## Start Passage
I remember doing all that stuff... Starting with the cheapest solution (oil change, air filter, spark plugs,) to some of the most tedious and time consuming (alternator, distributor & rotor cap, to belts). And it all was solved with a simple $40 MAF off a junk yard. 

The fuel injectors and the plugs did have significant amounts of motor oil around their ring. But that is only normal for third gens in need of replacing the overall "engine gasket" (sorry I don't know the name of the red area where motor oil is added). That's the reason for most oil leaks for 3rd gen. Believe it or not, it takes a whole lot for motor oil to leak into a spark plug or an injector. Is not impossible, but it is very dificult.


----------



## alexnds (Oct 1, 2005)

*car stutters*



chiri said:


> I have a 91 Nissan Maxima SE, automatic. It misses and stutters off of idle... but when taking off it then runs perfect, once you get a lil speed. I've ran fuel injector cleaner thru the car three times every time I went to fill up, and replaced the spark plugs and wires. There was a lil oil on the outside of 2 old plugs but none in the interior of it. The car still stutters when I tested it out after changing the plugs/wires, reversing from my spot in the driveway and giving it a little bit of gas to pull forward again. Sometimes the problem goes away but for the most part it is there. Any suggestions? Links to pics etc would help alot also. Thanks.
## End Passage
## Start Data provided
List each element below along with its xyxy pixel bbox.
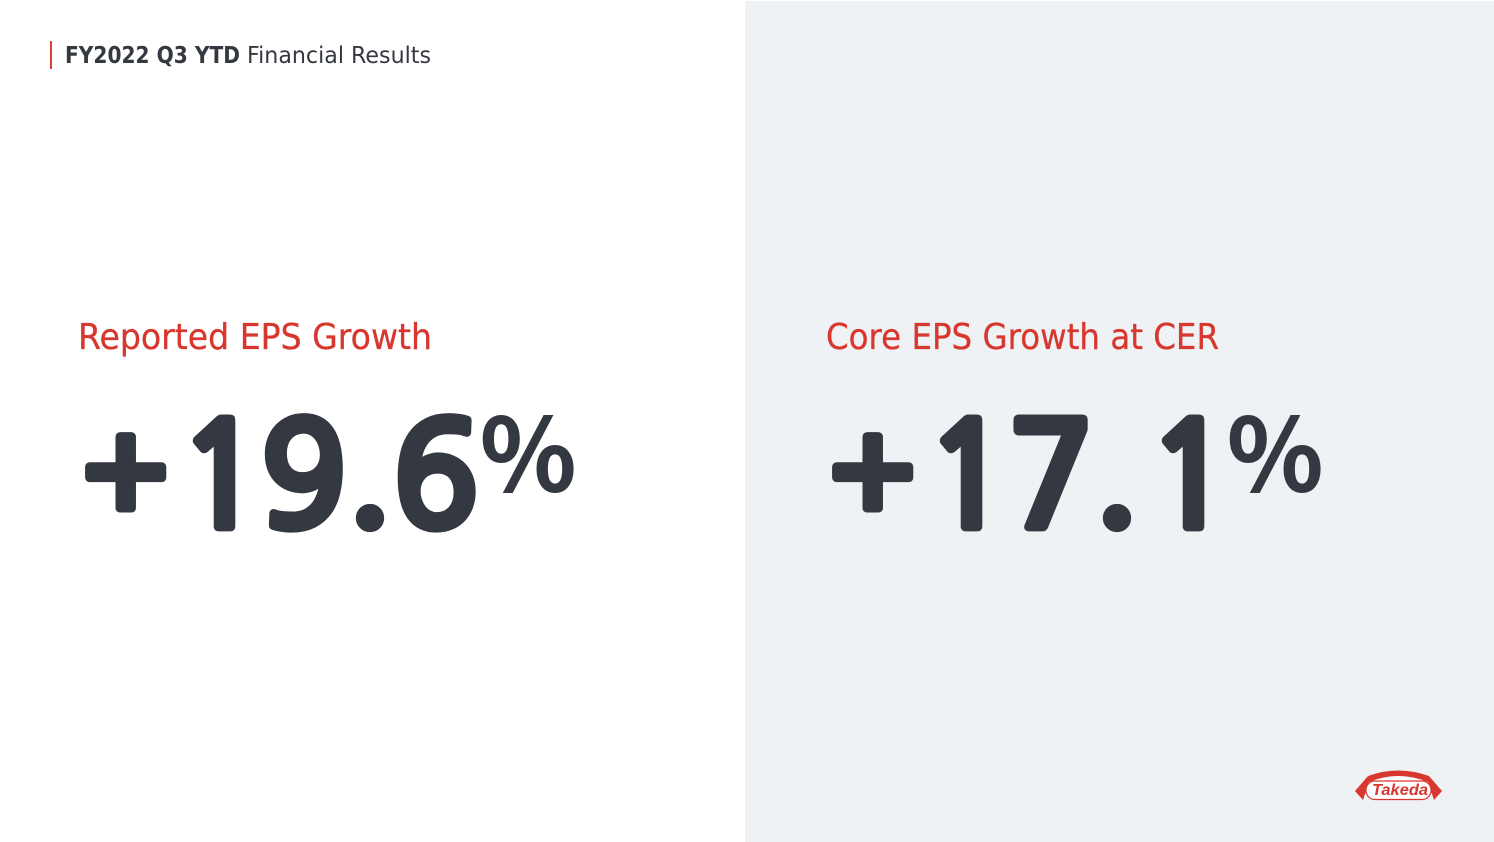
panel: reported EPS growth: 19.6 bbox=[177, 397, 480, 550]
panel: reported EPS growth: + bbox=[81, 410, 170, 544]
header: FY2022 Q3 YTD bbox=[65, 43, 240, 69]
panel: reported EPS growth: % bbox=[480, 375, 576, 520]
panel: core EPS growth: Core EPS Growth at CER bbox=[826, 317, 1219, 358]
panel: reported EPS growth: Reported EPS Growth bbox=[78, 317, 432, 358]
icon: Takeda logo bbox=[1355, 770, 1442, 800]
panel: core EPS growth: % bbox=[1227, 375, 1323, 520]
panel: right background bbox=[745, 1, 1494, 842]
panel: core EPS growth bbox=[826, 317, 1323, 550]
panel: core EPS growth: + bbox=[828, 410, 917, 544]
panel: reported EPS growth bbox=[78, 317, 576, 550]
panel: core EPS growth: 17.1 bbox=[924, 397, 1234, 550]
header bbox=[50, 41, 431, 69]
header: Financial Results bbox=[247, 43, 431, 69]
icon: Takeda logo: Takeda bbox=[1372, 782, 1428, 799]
## End Data provided
Work to do –
• A. Can you transcribe the forum thread about the stuttering Maxima in full, word for word?
• B. Can you rewrite the records, beginning at the line that has "panel: reported EPS growth: 19.6" and stopping after the line that has "icon: Takeda logo bbox=[1355, 770, 1442, 800]", with "panel" changed to "region" and everything else left the same? Give only those lines.

Full answers –
• A.
I remember doing all that stuff... Starting with the cheapest solution (oil change, air filter, spark plugs,) to some of the most tedious and time consuming (alternator, distributor & rotor cap, to belts). And it all was solved with a simple $40 MAF off a junk yard. 

The fuel injectors and the plugs did have significant amounts of motor oil around their ring. But that is only normal for third gens in need of replacing the overall "engine gasket" (sorry I don't know the name of the red area where motor oil is added). That's the reason for most oil leaks for 3rd gen. Believe it or not, it takes a whole lot for motor oil to leak into a spark plug or an injector. Is not impossible, but it is very dificult.


----------



## alexnds (Oct 1, 2005)

*car stutters*



chiri said:


> I have a 91 Nissan Maxima SE, automatic. It misses and stutters off of idle... but when taking off it then runs perfect, once you get a lil speed. I've ran fuel injector cleaner thru the car three times every time I went to fill up, and replaced the spark plugs and wires. There was a lil oil on the outside of 2 old plugs but none in the interior of it. The car still stutters when I tested it out after changing the plugs/wires, reversing from my spot in the driveway and giving it a little bit of gas to pull forward again. Sometimes the problem goes away but for the most part it is there. Any suggestions? Links to pics etc would help alot also. Thanks.

• B.
region: reported EPS growth: 19.6 bbox=[177, 397, 480, 550]
region: reported EPS growth: + bbox=[81, 410, 170, 544]
header: FY2022 Q3 YTD bbox=[65, 43, 240, 69]
region: reported EPS growth: % bbox=[480, 375, 576, 520]
region: core EPS growth: Core EPS Growth at CER bbox=[826, 317, 1219, 358]
region: reported EPS growth: Reported EPS Growth bbox=[78, 317, 432, 358]
icon: Takeda logo bbox=[1355, 770, 1442, 800]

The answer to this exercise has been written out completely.